● **Document excerpt**:
The naivety of the UCP plan is exposed every time a UCP member tries to defend it. When MLA Devin Dreeshen attended the Delburne council meeting in February, his answer to Surrey’s soaring costs, “they sure negotiated a bad deal!” His answer to recruitment—“to have a kid in Delburne want to be a cop and come back to Delburne to be a cop is good community policing.”
For those of us old enough to remember town police, Dreeshen’s comments were horrifying.
Two significant issues in policing are curtailing natural biases, and the temptation of corruption. Town cops were notorious for not giving tickets to violators who were family, friends and those in power.
I would argue, Mr. Dreeshen, the worst policeman ever, is a ‘local boy’ in his ‘local community’.
Shandro’s biggest insult to municipalities however, was this statement. “This (provincial police force) is a far better bargain than the federal model, which will require municipalities to pay a larger share of policing costs in the coming years”. Stop playing municipal leaders as dumb, Mr. Shandro.
Small towns and rural communities with populations under 5,000 previously did not pay any policing costs until the UCP government unilaterally decided to download RCMP policing costs onto them. Ten per cent of total cost was added in 2020 and by 2023, it will be 30 per cent—your government’s decision, Mr. Shandro, not the RCMP’s.
As well, municipalities were instructed by government employees to bury these costs under Protective Services and not put it on a separate budget line. A crass attempt to hide the truth from rural ratepayers.
Not one of the eight candidates running to become the next Premier have said they would reverse the decree that a provincial police force replace the RCMP. The UCP government, with or without Kenney, is relentless in installing a provincial police force regardless of what the grass roots want. It begs the question, why?

● **Stored records**:
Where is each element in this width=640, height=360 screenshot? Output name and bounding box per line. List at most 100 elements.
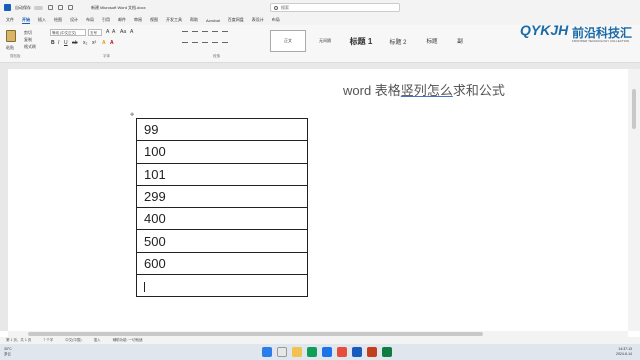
page-count[interactable]: 第 1 页，共 1 页: [6, 338, 31, 343]
menu-tab[interactable]: 插入: [38, 17, 46, 23]
numbering-icon[interactable]: [192, 31, 198, 32]
edge-icon[interactable]: [322, 347, 332, 357]
horizontal-scrollbar-thumb[interactable]: [28, 332, 483, 336]
accessibility-status[interactable]: 辅助功能: 一切就绪: [113, 338, 143, 343]
table-cell[interactable]: 99: [136, 117, 308, 142]
document-heading[interactable]: word 表格竖列怎么求和公式: [343, 80, 505, 99]
table-cell[interactable]: 500: [136, 229, 308, 253]
vertical-scrollbar[interactable]: [628, 69, 640, 331]
document-title: 新建 Microsoft Word 文档.docx: [91, 4, 146, 10]
subscript-icon[interactable]: x₂: [83, 40, 87, 46]
table-cell[interactable]: 600: [136, 251, 308, 276]
bold-icon[interactable]: B: [51, 40, 55, 46]
increase-indent-icon[interactable]: [222, 31, 228, 32]
file-explorer-icon[interactable]: [292, 347, 302, 357]
table-cell[interactable]: 101: [136, 162, 308, 186]
menu-tab[interactable]: 设计: [70, 17, 78, 23]
shrink-font-icon[interactable]: A: [112, 29, 115, 35]
weather-temperature: 30°C: [4, 347, 12, 351]
decrease-indent-icon[interactable]: [212, 31, 218, 32]
menu-tab[interactable]: 邮件: [118, 17, 126, 23]
style-subtitle[interactable]: 副: [450, 30, 470, 52]
copy-button[interactable]: 复制: [24, 37, 32, 43]
menu-tab[interactable]: Acrobat: [206, 18, 220, 23]
menu-tab[interactable]: 绘图: [54, 17, 62, 23]
search-taskbar-icon[interactable]: [277, 347, 287, 357]
save-icon[interactable]: [48, 5, 53, 10]
heading-part-4: 求和公式: [452, 83, 505, 98]
heading-part-3: 怎么: [426, 83, 453, 98]
search-input[interactable]: 搜索: [270, 3, 400, 12]
language-indicator[interactable]: 中文(中国): [65, 338, 81, 343]
menu-tab[interactable]: 视图: [150, 17, 158, 23]
data-table: 99 100 101 299 400 500 600: [136, 117, 308, 298]
line-spacing-icon[interactable]: [222, 42, 228, 43]
menu-tab[interactable]: 百度网盘: [228, 17, 244, 23]
powerpoint-taskbar-icon[interactable]: [367, 347, 377, 357]
align-left-icon[interactable]: [182, 42, 188, 43]
justify-icon[interactable]: [212, 42, 218, 43]
redo-icon[interactable]: [68, 5, 73, 10]
style-heading-1[interactable]: 标题 1: [342, 30, 380, 52]
menu-tab[interactable]: 开发工具: [166, 17, 182, 23]
table-cell[interactable]: [136, 274, 308, 298]
font-name-select[interactable]: 等线 (中文正文): [50, 29, 86, 36]
table-move-handle[interactable]: ✥: [130, 113, 135, 118]
clipboard-group: 粘贴 剪切 复制 格式刷 剪贴板: [4, 28, 44, 60]
menu-tab[interactable]: 表设计: [252, 17, 264, 23]
menu-tab[interactable]: 文件: [6, 17, 14, 23]
cut-button[interactable]: 剪切: [24, 30, 32, 36]
menu-tab[interactable]: 审阅: [134, 17, 142, 23]
paste-button[interactable]: 粘贴: [6, 45, 14, 51]
system-clock[interactable]: 14:37:13 2024-6-14: [616, 347, 632, 356]
style-title[interactable]: 标题: [418, 30, 446, 52]
multilevel-list-icon[interactable]: [202, 31, 208, 32]
superscript-icon[interactable]: x²: [92, 40, 96, 46]
paste-icon[interactable]: [6, 30, 16, 42]
menu-tab[interactable]: 引用: [102, 17, 110, 23]
underline-icon[interactable]: U: [64, 40, 68, 46]
font-size-select[interactable]: 五号: [88, 29, 102, 36]
document-page[interactable]: [8, 69, 628, 331]
autosave-toggle[interactable]: [34, 5, 43, 10]
vertical-ruler[interactable]: [0, 69, 8, 331]
change-case-icon[interactable]: Aa: [120, 29, 126, 35]
app-icon-red[interactable]: [337, 347, 347, 357]
undo-icon[interactable]: [58, 5, 63, 10]
highlight-icon[interactable]: A: [102, 40, 106, 46]
font-color-icon[interactable]: A: [110, 40, 114, 46]
table-row: 600: [136, 251, 308, 276]
browser-icon[interactable]: [307, 347, 317, 357]
style-heading-2[interactable]: 标题 2: [382, 30, 414, 52]
insert-mode[interactable]: 插入: [94, 338, 101, 343]
excel-taskbar-icon[interactable]: [382, 347, 392, 357]
menu-tab[interactable]: 布局: [272, 17, 280, 23]
word-taskbar-icon[interactable]: [352, 347, 362, 357]
strikethrough-icon[interactable]: ab: [72, 40, 78, 46]
grow-font-icon[interactable]: A: [106, 29, 109, 35]
vertical-scrollbar-thumb[interactable]: [632, 89, 636, 129]
clear-format-icon[interactable]: A: [130, 29, 133, 35]
menu-tab[interactable]: 开始: [22, 17, 30, 24]
align-center-icon[interactable]: [192, 42, 198, 43]
weather-widget[interactable]: 30°C 多云: [4, 347, 12, 356]
align-right-icon[interactable]: [202, 42, 208, 43]
table-cell[interactable]: 299: [136, 184, 308, 209]
table-cell[interactable]: 400: [136, 207, 308, 231]
style-no-spacing[interactable]: 无间隔: [310, 30, 340, 52]
word-count[interactable]: 7 个字: [43, 338, 53, 343]
bullets-icon[interactable]: [182, 31, 188, 32]
clock-time: 14:37:13: [618, 347, 632, 351]
menu-tab[interactable]: 帮助: [190, 17, 198, 23]
menu-tab[interactable]: 布局: [86, 17, 94, 23]
font-group-label: 字体: [103, 54, 110, 58]
clipboard-group-label: 剪贴板: [10, 54, 21, 58]
start-icon[interactable]: [262, 347, 272, 357]
weather-condition: 多云: [4, 351, 11, 356]
table-cell[interactable]: 100: [136, 140, 308, 164]
style-normal[interactable]: 正文: [270, 30, 306, 52]
format-painter-button[interactable]: 格式刷: [24, 44, 36, 50]
table-row: 99: [136, 117, 308, 142]
status-bar: 第 1 页，共 1 页 7 个字 中文(中国) 插入 辅助功能: 一切就绪: [0, 337, 640, 344]
italic-icon[interactable]: I: [58, 40, 59, 46]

● **Requirement**: From the opinion piece on provincial policing, repeat word for word the stretch from "I would argue, Mr." through "not the RCMP’s.".

● **Task output**:
I would argue, Mr. Dreeshen, the worst policeman ever, is a ‘local boy’ in his ‘local community’.
Shandro’s biggest insult to municipalities however, was this statement. “This (provincial police force) is a far better bargain than the federal model, which will require municipalities to pay a larger share of policing costs in the coming years”. Stop playing municipal leaders as dumb, Mr. Shandro.
Small towns and rural communities with populations under 5,000 previously did not pay any policing costs until the UCP government unilaterally decided to download RCMP policing costs onto them. Ten per cent of total cost was added in 2020 and by 2023, it will be 30 per cent—your government’s decision, Mr. Shandro, not the RCMP’s.